• _Task instructions_:
Exactly reproduce the lines from the line containing "Read the values" to the end of the data below, inclusive, and nothing else.

==================================================

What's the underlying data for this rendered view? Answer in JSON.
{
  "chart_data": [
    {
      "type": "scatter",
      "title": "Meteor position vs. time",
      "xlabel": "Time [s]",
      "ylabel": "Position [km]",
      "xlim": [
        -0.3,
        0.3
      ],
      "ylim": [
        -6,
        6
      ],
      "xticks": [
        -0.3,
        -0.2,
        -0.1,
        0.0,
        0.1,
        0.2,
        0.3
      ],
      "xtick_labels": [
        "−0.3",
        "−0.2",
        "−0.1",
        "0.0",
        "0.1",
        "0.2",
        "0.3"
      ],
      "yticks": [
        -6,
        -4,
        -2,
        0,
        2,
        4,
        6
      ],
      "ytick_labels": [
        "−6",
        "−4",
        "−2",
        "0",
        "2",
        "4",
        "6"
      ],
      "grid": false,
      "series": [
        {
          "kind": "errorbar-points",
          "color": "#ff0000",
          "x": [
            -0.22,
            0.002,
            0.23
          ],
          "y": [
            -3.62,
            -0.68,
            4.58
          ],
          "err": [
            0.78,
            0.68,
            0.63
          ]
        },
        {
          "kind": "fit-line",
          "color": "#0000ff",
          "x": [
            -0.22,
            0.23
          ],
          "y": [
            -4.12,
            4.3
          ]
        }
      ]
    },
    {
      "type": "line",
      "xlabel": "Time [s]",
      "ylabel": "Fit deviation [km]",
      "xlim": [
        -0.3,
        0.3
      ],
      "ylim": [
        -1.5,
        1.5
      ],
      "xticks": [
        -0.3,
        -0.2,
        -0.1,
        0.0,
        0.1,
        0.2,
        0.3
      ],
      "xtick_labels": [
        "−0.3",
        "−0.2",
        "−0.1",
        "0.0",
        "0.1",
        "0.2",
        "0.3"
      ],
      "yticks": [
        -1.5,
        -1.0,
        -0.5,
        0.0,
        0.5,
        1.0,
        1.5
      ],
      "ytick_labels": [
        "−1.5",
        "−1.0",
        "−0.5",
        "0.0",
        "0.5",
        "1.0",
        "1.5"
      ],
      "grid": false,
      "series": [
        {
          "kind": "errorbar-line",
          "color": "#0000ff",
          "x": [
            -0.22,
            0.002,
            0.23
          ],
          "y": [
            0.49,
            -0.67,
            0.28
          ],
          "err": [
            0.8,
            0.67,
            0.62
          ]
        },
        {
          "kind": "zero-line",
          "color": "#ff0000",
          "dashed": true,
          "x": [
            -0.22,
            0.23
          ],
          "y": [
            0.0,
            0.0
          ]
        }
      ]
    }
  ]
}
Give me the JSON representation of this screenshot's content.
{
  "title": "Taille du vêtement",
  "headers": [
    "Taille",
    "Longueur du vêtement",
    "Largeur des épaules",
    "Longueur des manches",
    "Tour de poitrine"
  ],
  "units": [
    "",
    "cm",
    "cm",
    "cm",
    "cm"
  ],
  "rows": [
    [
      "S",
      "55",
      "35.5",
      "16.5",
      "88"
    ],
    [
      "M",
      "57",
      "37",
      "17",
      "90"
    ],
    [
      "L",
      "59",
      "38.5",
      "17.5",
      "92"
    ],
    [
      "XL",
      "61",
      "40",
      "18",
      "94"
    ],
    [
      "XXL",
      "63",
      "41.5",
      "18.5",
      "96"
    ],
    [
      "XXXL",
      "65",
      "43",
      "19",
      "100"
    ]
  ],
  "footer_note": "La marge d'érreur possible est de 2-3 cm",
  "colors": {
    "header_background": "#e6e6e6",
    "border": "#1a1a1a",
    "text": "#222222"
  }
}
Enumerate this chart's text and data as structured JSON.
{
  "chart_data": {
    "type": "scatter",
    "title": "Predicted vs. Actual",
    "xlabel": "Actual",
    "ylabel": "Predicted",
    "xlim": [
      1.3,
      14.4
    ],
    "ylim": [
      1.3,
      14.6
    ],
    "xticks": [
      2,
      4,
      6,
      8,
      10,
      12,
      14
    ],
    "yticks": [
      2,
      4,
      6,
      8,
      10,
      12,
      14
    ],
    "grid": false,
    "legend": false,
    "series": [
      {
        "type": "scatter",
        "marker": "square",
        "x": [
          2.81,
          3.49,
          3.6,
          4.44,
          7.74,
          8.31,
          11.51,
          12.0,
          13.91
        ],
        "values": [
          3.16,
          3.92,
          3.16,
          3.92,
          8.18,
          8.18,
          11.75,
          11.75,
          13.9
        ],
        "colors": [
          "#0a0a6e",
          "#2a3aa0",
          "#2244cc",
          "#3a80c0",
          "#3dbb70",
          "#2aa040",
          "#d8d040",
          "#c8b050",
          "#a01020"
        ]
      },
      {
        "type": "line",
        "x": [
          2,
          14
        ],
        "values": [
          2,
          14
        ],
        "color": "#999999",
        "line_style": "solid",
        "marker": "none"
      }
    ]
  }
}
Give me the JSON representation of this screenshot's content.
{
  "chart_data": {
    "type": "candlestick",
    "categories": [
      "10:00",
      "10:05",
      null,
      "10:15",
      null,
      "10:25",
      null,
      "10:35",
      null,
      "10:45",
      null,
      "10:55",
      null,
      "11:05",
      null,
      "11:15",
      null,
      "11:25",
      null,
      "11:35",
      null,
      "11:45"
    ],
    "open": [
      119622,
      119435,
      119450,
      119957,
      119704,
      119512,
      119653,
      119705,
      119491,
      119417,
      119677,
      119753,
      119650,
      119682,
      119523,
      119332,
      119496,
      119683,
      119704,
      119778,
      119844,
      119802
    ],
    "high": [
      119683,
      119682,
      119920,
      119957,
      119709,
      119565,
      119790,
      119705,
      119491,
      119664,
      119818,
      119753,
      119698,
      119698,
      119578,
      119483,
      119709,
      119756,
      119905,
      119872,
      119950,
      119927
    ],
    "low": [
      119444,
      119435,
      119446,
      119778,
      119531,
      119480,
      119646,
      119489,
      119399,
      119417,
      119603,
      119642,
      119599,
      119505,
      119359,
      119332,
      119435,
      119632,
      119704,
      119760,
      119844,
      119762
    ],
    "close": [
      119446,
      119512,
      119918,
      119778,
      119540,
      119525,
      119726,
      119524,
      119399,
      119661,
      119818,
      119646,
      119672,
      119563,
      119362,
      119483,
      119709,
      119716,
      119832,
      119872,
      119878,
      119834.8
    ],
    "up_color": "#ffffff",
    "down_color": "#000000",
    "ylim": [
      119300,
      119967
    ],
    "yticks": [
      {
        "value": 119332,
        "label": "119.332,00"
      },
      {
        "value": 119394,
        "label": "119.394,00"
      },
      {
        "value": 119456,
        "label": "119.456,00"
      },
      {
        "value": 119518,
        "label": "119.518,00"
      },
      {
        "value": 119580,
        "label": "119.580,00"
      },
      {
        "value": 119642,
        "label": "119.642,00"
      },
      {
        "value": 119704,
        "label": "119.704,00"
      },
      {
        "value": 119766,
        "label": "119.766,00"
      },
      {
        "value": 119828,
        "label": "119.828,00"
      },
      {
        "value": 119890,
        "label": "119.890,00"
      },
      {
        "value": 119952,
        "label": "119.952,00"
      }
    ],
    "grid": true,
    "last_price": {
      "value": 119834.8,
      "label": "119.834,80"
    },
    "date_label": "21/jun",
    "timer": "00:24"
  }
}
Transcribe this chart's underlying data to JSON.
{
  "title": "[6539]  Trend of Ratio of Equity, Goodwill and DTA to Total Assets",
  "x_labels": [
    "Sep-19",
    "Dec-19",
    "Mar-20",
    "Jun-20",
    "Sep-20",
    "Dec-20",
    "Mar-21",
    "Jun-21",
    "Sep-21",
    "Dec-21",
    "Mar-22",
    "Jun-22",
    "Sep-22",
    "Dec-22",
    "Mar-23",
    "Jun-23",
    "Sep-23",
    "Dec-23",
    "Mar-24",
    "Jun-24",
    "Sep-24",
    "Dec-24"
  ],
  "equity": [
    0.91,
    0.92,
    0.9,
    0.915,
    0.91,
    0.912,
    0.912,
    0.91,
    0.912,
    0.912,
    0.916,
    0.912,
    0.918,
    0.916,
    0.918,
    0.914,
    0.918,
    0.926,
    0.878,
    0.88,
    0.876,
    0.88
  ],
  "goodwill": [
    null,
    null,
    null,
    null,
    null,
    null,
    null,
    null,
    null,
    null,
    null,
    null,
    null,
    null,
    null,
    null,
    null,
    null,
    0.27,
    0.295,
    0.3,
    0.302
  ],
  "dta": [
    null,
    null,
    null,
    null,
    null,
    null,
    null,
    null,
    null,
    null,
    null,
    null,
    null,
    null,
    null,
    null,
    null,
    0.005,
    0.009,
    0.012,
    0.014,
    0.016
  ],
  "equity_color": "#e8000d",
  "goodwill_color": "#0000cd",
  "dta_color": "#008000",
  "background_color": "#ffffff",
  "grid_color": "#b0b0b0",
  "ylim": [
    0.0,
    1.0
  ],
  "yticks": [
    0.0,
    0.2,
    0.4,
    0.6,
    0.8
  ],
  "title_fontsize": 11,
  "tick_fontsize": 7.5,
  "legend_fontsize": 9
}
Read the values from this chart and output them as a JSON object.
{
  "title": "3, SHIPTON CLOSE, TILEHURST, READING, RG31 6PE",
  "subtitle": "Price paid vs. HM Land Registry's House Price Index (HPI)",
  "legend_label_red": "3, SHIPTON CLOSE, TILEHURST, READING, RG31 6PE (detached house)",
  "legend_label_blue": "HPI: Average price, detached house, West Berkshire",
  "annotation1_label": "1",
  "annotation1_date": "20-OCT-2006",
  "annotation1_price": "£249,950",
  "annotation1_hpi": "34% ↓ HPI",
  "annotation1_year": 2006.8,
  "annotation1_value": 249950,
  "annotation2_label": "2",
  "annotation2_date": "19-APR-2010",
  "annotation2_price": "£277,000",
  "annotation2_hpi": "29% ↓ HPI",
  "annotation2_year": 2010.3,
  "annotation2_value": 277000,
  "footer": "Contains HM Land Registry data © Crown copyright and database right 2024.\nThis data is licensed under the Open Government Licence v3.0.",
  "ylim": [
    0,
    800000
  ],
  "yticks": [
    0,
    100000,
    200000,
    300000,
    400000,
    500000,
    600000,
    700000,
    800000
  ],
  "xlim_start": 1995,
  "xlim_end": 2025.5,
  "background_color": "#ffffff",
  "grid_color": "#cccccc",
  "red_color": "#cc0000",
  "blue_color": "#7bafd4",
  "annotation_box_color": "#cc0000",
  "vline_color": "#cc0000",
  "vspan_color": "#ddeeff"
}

==================================================

• _Solution to the problem_:
Read the values from this chart and output them as a JSON object.
{
  "title": "3, SHIPTON CLOSE, TILEHURST, READING, RG31 6PE",
  "subtitle": "Price paid vs. HM Land Registry's House Price Index (HPI)",
  "legend_label_red": "3, SHIPTON CLOSE, TILEHURST, READING, RG31 6PE (detached house)",
  "legend_label_blue": "HPI: Average price, detached house, West Berkshire",
  "annotation1_label": "1",
  "annotation1_date": "20-OCT-2006",
  "annotation1_price": "£249,950",
  "annotation1_hpi": "34% ↓ HPI",
  "annotation1_year": 2006.8,
  "annotation1_value": 249950,
  "annotation2_label": "2",
  "annotation2_date": "19-APR-2010",
  "annotation2_price": "£277,000",
  "annotation2_hpi": "29% ↓ HPI",
  "annotation2_year": 2010.3,
  "annotation2_value": 277000,
  "footer": "Contains HM Land Registry data © Crown copyright and database right 2024.\nThis data is licensed under the Open Government Licence v3.0.",
  "ylim": [
    0,
    800000
  ],
  "yticks": [
    0,
    100000,
    200000,
    300000,
    400000,
    500000,
    600000,
    700000,
    800000
  ],
  "xlim_start": 1995,
  "xlim_end": 2025.5,
  "background_color": "#ffffff",
  "grid_color": "#cccccc",
  "red_color": "#cc0000",
  "blue_color": "#7bafd4",
  "annotation_box_color": "#cc0000",
  "vline_color": "#cc0000",
  "vspan_color": "#ddeeff"
}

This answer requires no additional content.